▶ [Dataset content]:
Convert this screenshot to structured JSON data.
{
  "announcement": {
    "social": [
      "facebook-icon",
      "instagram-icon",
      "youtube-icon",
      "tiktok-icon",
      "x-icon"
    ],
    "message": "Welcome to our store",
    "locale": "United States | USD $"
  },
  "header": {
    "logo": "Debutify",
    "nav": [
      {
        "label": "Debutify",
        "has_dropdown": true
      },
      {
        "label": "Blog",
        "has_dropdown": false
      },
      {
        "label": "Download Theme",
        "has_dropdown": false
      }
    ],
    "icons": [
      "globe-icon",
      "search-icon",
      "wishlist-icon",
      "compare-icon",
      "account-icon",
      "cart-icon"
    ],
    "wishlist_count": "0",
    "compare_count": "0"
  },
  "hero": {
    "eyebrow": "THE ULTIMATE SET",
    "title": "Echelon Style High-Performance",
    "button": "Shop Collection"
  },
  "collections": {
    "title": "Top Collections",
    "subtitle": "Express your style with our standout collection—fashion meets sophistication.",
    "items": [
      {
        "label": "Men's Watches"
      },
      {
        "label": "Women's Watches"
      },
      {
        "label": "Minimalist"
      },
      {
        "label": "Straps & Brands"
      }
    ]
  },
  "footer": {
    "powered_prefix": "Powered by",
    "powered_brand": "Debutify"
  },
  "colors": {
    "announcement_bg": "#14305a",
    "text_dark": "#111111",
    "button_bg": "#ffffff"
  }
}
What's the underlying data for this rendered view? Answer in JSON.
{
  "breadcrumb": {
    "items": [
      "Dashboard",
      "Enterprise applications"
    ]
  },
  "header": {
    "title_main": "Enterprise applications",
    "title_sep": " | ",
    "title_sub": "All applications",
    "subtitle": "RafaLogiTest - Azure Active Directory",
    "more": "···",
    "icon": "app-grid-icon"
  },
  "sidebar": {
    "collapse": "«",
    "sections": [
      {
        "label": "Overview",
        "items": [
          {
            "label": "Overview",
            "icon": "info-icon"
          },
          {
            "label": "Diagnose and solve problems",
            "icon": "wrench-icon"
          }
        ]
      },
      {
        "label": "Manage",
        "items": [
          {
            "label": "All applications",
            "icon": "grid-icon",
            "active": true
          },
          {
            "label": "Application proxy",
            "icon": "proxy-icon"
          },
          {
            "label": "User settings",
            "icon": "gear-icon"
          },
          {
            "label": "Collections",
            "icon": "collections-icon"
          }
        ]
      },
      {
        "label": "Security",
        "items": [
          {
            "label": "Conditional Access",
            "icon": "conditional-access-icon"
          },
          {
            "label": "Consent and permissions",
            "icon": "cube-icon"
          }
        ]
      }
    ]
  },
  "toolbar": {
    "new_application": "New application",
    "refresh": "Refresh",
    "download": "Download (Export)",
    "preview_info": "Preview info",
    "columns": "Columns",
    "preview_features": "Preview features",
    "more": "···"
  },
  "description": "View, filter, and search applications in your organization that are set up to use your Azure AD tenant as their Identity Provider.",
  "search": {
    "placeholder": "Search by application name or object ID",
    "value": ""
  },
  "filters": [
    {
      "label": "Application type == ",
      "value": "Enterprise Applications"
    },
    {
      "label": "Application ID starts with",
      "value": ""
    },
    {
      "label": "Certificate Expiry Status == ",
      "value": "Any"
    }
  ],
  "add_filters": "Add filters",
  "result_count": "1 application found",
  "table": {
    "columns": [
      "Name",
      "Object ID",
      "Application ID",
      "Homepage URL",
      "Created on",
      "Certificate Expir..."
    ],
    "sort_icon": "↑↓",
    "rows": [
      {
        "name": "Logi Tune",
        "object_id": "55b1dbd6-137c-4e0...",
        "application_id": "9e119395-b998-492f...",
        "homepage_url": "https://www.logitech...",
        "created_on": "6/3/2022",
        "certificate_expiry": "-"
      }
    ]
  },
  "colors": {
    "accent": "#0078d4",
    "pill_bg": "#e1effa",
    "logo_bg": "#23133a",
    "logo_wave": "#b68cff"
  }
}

▶ [Problem requirements]: Every entry above should be retyped exactly as shown.

▶ [Task answer]:
Convert this screenshot to structured JSON data.
{
  "announcement": {
    "social": [
      "facebook-icon",
      "instagram-icon",
      "youtube-icon",
      "tiktok-icon",
      "x-icon"
    ],
    "message": "Welcome to our store",
    "locale": "United States | USD $"
  },
  "header": {
    "logo": "Debutify",
    "nav": [
      {
        "label": "Debutify",
        "has_dropdown": true
      },
      {
        "label": "Blog",
        "has_dropdown": false
      },
      {
        "label": "Download Theme",
        "has_dropdown": false
      }
    ],
    "icons": [
      "globe-icon",
      "search-icon",
      "wishlist-icon",
      "compare-icon",
      "account-icon",
      "cart-icon"
    ],
    "wishlist_count": "0",
    "compare_count": "0"
  },
  "hero": {
    "eyebrow": "THE ULTIMATE SET",
    "title": "Echelon Style High-Performance",
    "button": "Shop Collection"
  },
  "collections": {
    "title": "Top Collections",
    "subtitle": "Express your style with our standout collection—fashion meets sophistication.",
    "items": [
      {
        "label": "Men's Watches"
      },
      {
        "label": "Women's Watches"
      },
      {
        "label": "Minimalist"
      },
      {
        "label": "Straps & Brands"
      }
    ]
  },
  "footer": {
    "powered_prefix": "Powered by",
    "powered_brand": "Debutify"
  },
  "colors": {
    "announcement_bg": "#14305a",
    "text_dark": "#111111",
    "button_bg": "#ffffff"
  }
}
What's the underlying data for this rendered view? Answer in JSON.
{
  "breadcrumb": {
    "items": [
      "Dashboard",
      "Enterprise applications"
    ]
  },
  "header": {
    "title_main": "Enterprise applications",
    "title_sep": " | ",
    "title_sub": "All applications",
    "subtitle": "RafaLogiTest - Azure Active Directory",
    "more": "···",
    "icon": "app-grid-icon"
  },
  "sidebar": {
    "collapse": "«",
    "sections": [
      {
        "label": "Overview",
        "items": [
          {
            "label": "Overview",
            "icon": "info-icon"
          },
          {
            "label": "Diagnose and solve problems",
            "icon": "wrench-icon"
          }
        ]
      },
      {
        "label": "Manage",
        "items": [
          {
            "label": "All applications",
            "icon": "grid-icon",
            "active": true
          },
          {
            "label": "Application proxy",
            "icon": "proxy-icon"
          },
          {
            "label": "User settings",
            "icon": "gear-icon"
          },
          {
            "label": "Collections",
            "icon": "collections-icon"
          }
        ]
      },
      {
        "label": "Security",
        "items": [
          {
            "label": "Conditional Access",
            "icon": "conditional-access-icon"
          },
          {
            "label": "Consent and permissions",
            "icon": "cube-icon"
          }
        ]
      }
    ]
  },
  "toolbar": {
    "new_application": "New application",
    "refresh": "Refresh",
    "download": "Download (Export)",
    "preview_info": "Preview info",
    "columns": "Columns",
    "preview_features": "Preview features",
    "more": "···"
  },
  "description": "View, filter, and search applications in your organization that are set up to use your Azure AD tenant as their Identity Provider.",
  "search": {
    "placeholder": "Search by application name or object ID",
    "value": ""
  },
  "filters": [
    {
      "label": "Application type == ",
      "value": "Enterprise Applications"
    },
    {
      "label": "Application ID starts with",
      "value": ""
    },
    {
      "label": "Certificate Expiry Status == ",
      "value": "Any"
    }
  ],
  "add_filters": "Add filters",
  "result_count": "1 application found",
  "table": {
    "columns": [
      "Name",
      "Object ID",
      "Application ID",
      "Homepage URL",
      "Created on",
      "Certificate Expir..."
    ],
    "sort_icon": "↑↓",
    "rows": [
      {
        "name": "Logi Tune",
        "object_id": "55b1dbd6-137c-4e0...",
        "application_id": "9e119395-b998-492f...",
        "homepage_url": "https://www.logitech...",
        "created_on": "6/3/2022",
        "certificate_expiry": "-"
      }
    ]
  },
  "colors": {
    "accent": "#0078d4",
    "pill_bg": "#e1effa",
    "logo_bg": "#23133a",
    "logo_wave": "#b68cff"
  }
}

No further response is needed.